**Kutipan Teks:**
****
4. Teori Behavioristik Dalam Proses Belajar
Dalam proses
pembelajar atau proses belajar tidak dapat dipisahkan dari adanya psikologi
behavioristik. Psikologi Behavioristik mengembangkan sebuah teori belajar yang
dinamakan Teori Behavioristik yang merupakan teori dalam pembelajaran yang
sudah dikenal lama, menjadi pelopor yang member pengaruh kuat, serta sudah
dipergunakan selama beberapa kurun waktu yang lama. Teori ini memiliki dua
jenis, pengkondisian klasikal (classical conditioning) yang diperkenalkan oleh
Ivan Petrovich Pavlov, seorang fisiolog, psikolog dan dokter dari Rusia, dan
pengkondisian operan (operant conditioning) yang dikemukakan oleh Burhus
F.Skinner, seorang psikologi berasal dari Amerika. Penjelasan singkat mengenai
kedua aliran Behavioristik tersebut sebagai berikut:
a. Aliran Pengkondisian Klasikal
Sebagaimana
dikutip oleh Muhammad Asrori, dalam buku Psikologi Pembelajaran (2008:7),
Ivan Pavlov menjelaskan dalam sebuah istilah yang dinamakan “Hukum
Perkaitan” (Law of Association), di mana seseorang akan mampu
mengingat suatu focus tertentu apabila ada semacam kail atau pancingan
ingatan yang berhubungan dan berkaitan langsung dengan fokus yang akan
diingatnya tersebut. Sebagai misalan, apabila kita melihat kendaraan
yang mewah, maka ingatan kita akan mengasosiasikan terhadap pemahaman
seketika bahwa pemiliknya adalah orang kaya.
****
**Bahan yang Disediakan:**

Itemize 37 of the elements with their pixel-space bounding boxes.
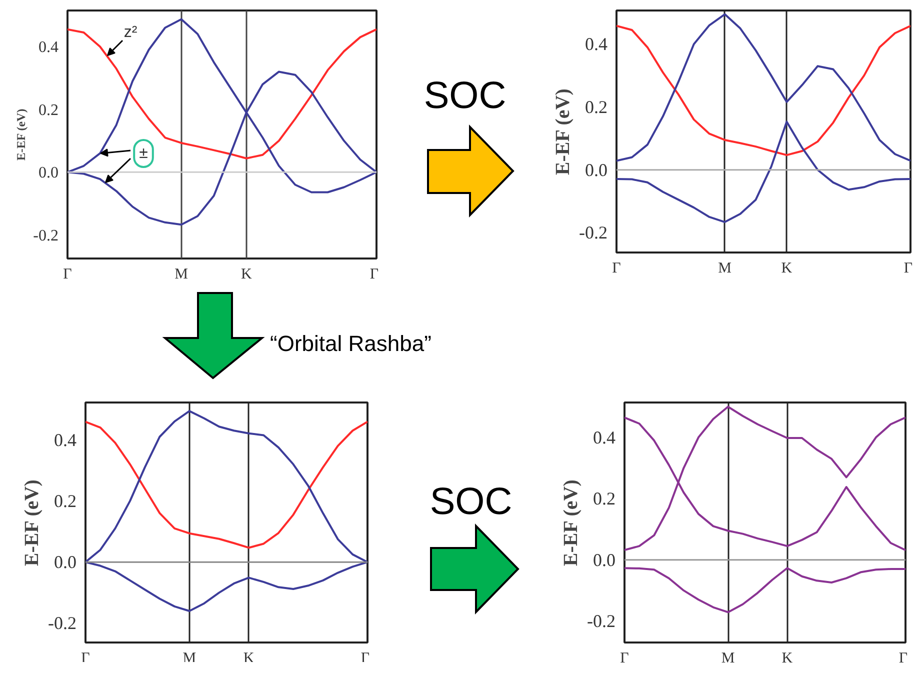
y-tick-label: -0.2 [579,222,608,243]
x-tick-label: M [174,266,188,282]
x-tick-label: Γ [898,650,908,666]
y-axis-title: E-EF (eV) [14,108,28,161]
x-tick-label: M [718,260,732,276]
x-tick-label: K [781,260,792,276]
x-tick-label: M [721,650,735,666]
y-tick-label: 0.4 [593,427,616,448]
y-tick-label: 0.2 [585,96,608,117]
text: SOC [430,481,512,523]
x-tick-label: Γ [612,260,622,276]
y-tick-label: 0.2 [38,102,58,119]
text: “Orbital Rashba” [270,330,432,356]
annotation: z² [124,24,138,41]
y-tick-label: 0.2 [593,488,616,509]
y-axis-title: E-EF (eV) [21,480,44,566]
y-tick-label: 0.0 [54,552,76,572]
x-tick-label: Γ [904,260,913,276]
y-tick-label: -0.2 [587,611,616,632]
x-tick-label: K [240,266,252,282]
y-tick-label: 0.0 [585,160,608,180]
x-tick-label: K [782,650,793,666]
y-tick-label: 0.2 [54,490,76,511]
text: SOC [424,75,506,117]
annotation: ± [139,145,148,162]
y-axis-title: E-EF (eV) [560,480,582,566]
x-tick-label: Γ [620,650,630,666]
y-tick-label: 0.0 [38,164,58,182]
y-tick-label: -0.2 [48,613,77,634]
y-tick-label: 0.4 [38,39,58,56]
y-tick-label: 0.4 [585,34,608,54]
y-tick-label: -0.2 [33,227,58,244]
y-axis-title: E-EF (eV) [552,88,574,176]
x-tick-label: Γ [63,266,72,282]
y-tick-label: 0.4 [54,430,76,450]
y-tick-label: 0.0 [593,550,616,570]
x-tick-label: Γ [370,266,379,282]
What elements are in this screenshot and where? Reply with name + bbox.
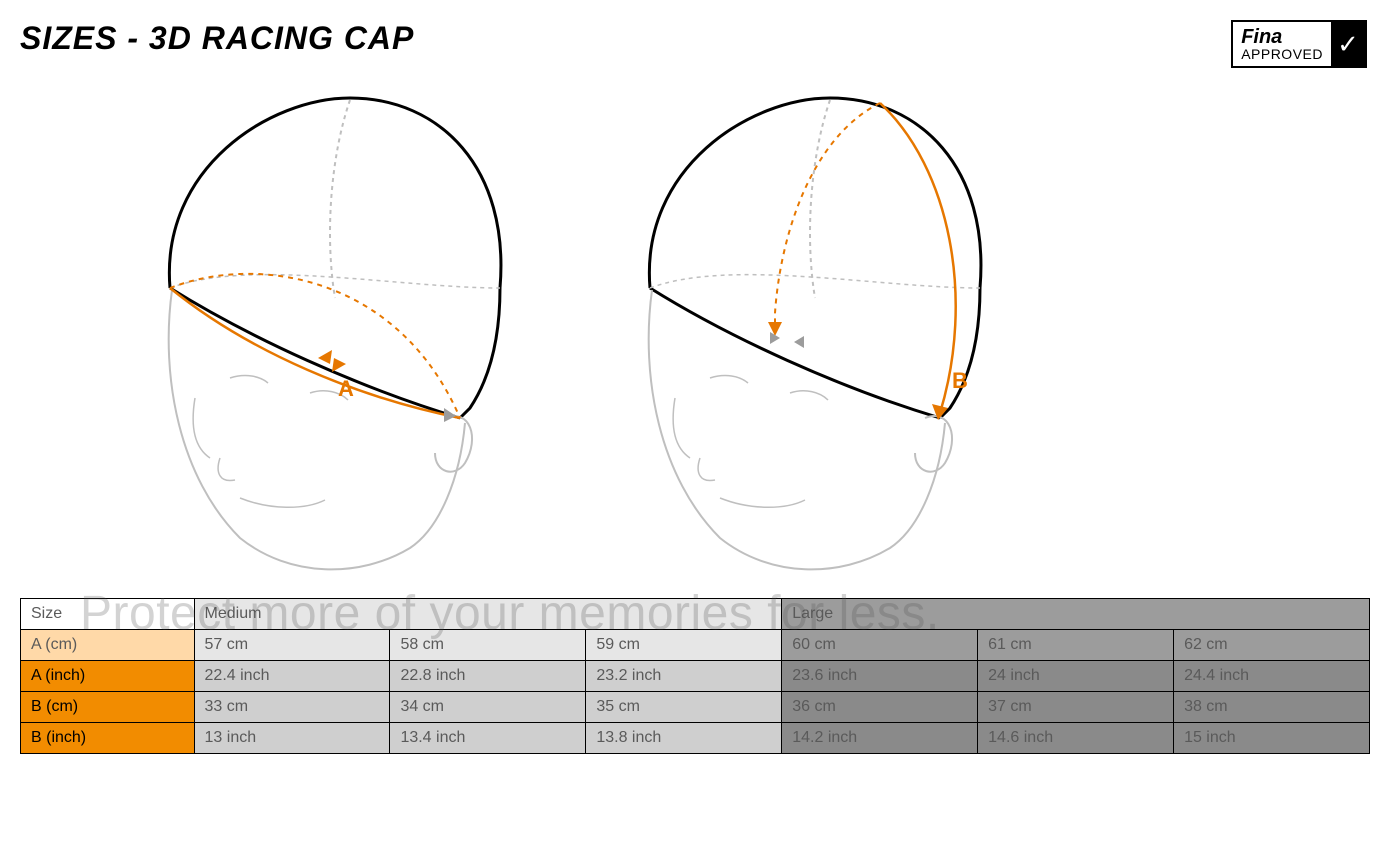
cell-large: 62 cm [1174,630,1370,661]
cell-medium: 35 cm [586,692,782,723]
cell-medium: 22.4 inch [194,661,390,692]
table-row: B (cm)33 cm34 cm35 cm36 cm37 cm38 cm [21,692,1370,723]
cell-large: 60 cm [782,630,978,661]
head-diagram-b: B [580,78,1020,578]
cell-large: 14.2 inch [782,723,978,754]
row-label: B (inch) [21,723,195,754]
size-chart-table: Size Medium Large A (cm)57 cm58 cm59 cm6… [20,598,1370,754]
cell-medium: 23.2 inch [586,661,782,692]
cell-medium: 13 inch [194,723,390,754]
row-label: B (cm) [21,692,195,723]
table-row: A (cm)57 cm58 cm59 cm60 cm61 cm62 cm [21,630,1370,661]
fina-approved-badge: Fina APPROVED ✓ [1231,20,1367,68]
cell-large: 37 cm [978,692,1174,723]
col-medium: Medium [194,599,782,630]
cell-large: 38 cm [1174,692,1370,723]
page-title: SIZES - 3D RACING CAP [20,20,414,57]
measurement-a-label: A [338,376,354,401]
cell-large: 24.4 inch [1174,661,1370,692]
cell-large: 36 cm [782,692,978,723]
col-size: Size [21,599,195,630]
col-large: Large [782,599,1370,630]
cell-large: 24 inch [978,661,1174,692]
cell-medium: 13.4 inch [390,723,586,754]
cell-medium: 59 cm [586,630,782,661]
head-diagrams: A B [100,78,1377,578]
checkmark-icon: ✓ [1331,22,1365,66]
cell-medium: 13.8 inch [586,723,782,754]
fina-approved-text: APPROVED [1241,47,1323,61]
cell-medium: 34 cm [390,692,586,723]
cell-large: 23.6 inch [782,661,978,692]
cell-medium: 33 cm [194,692,390,723]
cell-large: 61 cm [978,630,1174,661]
cell-large: 15 inch [1174,723,1370,754]
row-label: A (inch) [21,661,195,692]
table-row: A (inch)22.4 inch22.8 inch23.2 inch23.6 … [21,661,1370,692]
cell-large: 14.6 inch [978,723,1174,754]
table-row: B (inch)13 inch13.4 inch13.8 inch14.2 in… [21,723,1370,754]
fina-logo-text: Fina [1241,27,1323,47]
cell-medium: 57 cm [194,630,390,661]
row-label: A (cm) [21,630,195,661]
cell-medium: 22.8 inch [390,661,586,692]
measurement-b-label: B [952,368,968,393]
head-diagram-a: A [100,78,540,578]
table-header-row: Size Medium Large [21,599,1370,630]
cell-medium: 58 cm [390,630,586,661]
****
**Soal Latihan:**
1. Terjemahkan kalimat dari kutipan tentang teori behavioristik ini ke dalam bahasa Inggris: "Sebagai misalan, apabila kita melihat kendaraan yang mewah, maka ingatan kita akan mengasosiasikan terhadap pemahaman seketika bahwa pemiliknya adalah orang kaya."
2. Sebutkan semua nama orang yang muncul dalam kutipan tentang teori behavioristik.
3. Jawab pertanyaan berikut berdasarkan kutipan tentang teori behavioristik.
(a) Siapa yang memperkenalkan pengkondisian klasikal?
(b) Dari mana asal Burhus F. Skinner?
(c) Apa judul buku Muhammad Asrori yang dikutip, dan terbit tahun berapa?
Daftar di atas tidak perlu dipakai untuk mengerjakan soal.

**Pembahasan Jawaban:**
1. For example, when we see a luxury vehicle, our memory will immediately associate it with the understanding that its owner is a rich person.

2. Ivan Petrovich Pavlov, Burhus F. Skinner, Muhammad Asrori

3.
(a) Ivan Petrovich Pavlov.
(b) Dari Amerika.
(c) Psikologi Pembelajaran, tahun 2008.